# [WRITTEN TASK 1]
Duplicate the entries from the first one through the line containing "left-system-label: System [201,240,291,271]", inclusive.
START GIVEN PASSAGE
Edited on Fri Aug-22-08 12:23 AM by swimmernsecretsea
At that time, she was very young, her skin clear as quartz, that Botticelli face moving subtly from impishness to an exposed, terrified agony. She was the heart of the film, mercurial and lovely, the strong center of an avant-garde art film that when she was on screen was incredibly hard not to look at. There's a scene she plays in a ruined, bombed-out building, where she sits forlornly, idly braiding her hair. She seems to stare at nothing, in shock from some terrible event we'll never know about. The camera stays on her for minutes. Her face cracks and what seems like a gravity of pain emerges. I've never forgotten her in that film, and at that moment became a fervent fan of Ms. Swinton.

She appeared in Derek Jarman's films often, his apparent muse. He was right to feature her so often. He was a great talent of course, but having her in his films grounded them. She was the pillar that held up his stories.
END GIVEN PASSAGE
START PROVIDED INFORMATION
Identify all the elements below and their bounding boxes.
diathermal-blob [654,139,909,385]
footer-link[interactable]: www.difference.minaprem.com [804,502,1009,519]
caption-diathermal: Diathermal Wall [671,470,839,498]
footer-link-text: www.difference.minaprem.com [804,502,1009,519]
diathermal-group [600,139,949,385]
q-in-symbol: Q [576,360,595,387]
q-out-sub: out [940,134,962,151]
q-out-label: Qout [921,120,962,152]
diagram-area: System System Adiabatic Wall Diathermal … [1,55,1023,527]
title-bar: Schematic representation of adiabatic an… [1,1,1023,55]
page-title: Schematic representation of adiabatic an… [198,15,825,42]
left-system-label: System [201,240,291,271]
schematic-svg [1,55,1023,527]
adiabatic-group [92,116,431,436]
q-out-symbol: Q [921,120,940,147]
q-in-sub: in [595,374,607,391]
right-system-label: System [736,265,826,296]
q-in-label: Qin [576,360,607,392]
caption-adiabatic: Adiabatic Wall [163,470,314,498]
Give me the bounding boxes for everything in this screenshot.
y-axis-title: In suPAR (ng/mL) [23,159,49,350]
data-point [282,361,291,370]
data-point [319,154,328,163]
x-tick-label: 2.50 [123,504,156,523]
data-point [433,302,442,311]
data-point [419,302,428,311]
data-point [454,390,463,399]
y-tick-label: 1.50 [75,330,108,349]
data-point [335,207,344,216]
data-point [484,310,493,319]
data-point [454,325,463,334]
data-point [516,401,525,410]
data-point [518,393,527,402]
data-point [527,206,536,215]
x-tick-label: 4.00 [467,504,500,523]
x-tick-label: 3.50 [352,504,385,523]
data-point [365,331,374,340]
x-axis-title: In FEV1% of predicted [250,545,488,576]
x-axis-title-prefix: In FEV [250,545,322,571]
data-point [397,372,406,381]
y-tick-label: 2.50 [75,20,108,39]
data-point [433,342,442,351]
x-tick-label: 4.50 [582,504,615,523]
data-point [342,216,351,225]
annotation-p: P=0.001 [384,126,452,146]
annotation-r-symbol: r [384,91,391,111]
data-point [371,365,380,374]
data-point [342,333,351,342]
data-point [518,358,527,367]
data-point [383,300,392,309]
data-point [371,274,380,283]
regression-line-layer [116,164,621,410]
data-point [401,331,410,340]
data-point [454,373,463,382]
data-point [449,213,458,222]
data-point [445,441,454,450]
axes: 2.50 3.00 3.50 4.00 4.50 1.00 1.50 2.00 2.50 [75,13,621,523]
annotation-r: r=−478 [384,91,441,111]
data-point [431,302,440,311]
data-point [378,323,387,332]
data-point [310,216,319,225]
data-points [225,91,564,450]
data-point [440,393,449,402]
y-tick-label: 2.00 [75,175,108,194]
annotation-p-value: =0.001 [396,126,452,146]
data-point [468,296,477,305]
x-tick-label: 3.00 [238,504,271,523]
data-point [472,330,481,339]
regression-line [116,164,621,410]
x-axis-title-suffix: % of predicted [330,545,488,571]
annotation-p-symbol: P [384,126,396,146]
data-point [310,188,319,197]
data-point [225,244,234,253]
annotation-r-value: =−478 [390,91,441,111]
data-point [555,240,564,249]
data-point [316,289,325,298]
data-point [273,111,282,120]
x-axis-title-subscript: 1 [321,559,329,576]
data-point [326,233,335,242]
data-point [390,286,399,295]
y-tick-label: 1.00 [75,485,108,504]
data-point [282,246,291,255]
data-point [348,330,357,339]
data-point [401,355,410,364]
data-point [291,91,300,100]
END PROVIDED INFORMATION
# [WRITTEN TASK 2]
Using the passage about Ms. Swinton, say whether each statement agrees with it: (a) In the scene in the ruined building, she braids her hair. (b) The camera stays on her for only a few seconds. (c) She often appeared in Derek Jarman's films.

# [EXERCISE ANSWER 1]
Identify all the elements below and their bounding boxes.
diathermal-blob [654,139,909,385]
footer-link[interactable]: www.difference.minaprem.com [804,502,1009,519]
caption-diathermal: Diathermal Wall [671,470,839,498]
footer-link-text: www.difference.minaprem.com [804,502,1009,519]
diathermal-group [600,139,949,385]
q-in-symbol: Q [576,360,595,387]
q-out-sub: out [940,134,962,151]
q-out-label: Qout [921,120,962,152]
diagram-area: System System Adiabatic Wall Diathermal … [1,55,1023,527]
title-bar: Schematic representation of adiabatic an… [1,1,1023,55]
page-title: Schematic representation of adiabatic an… [198,15,825,42]
left-system-label: System [201,240,291,271]

# [EXERCISE ANSWER 2]
(a) Yes: "where she sits forlornly, idly braiding her hair."
(b) No: "The camera stays on her for minutes."
(c) Yes: "She appeared in Derek Jarman's films often, his apparent muse."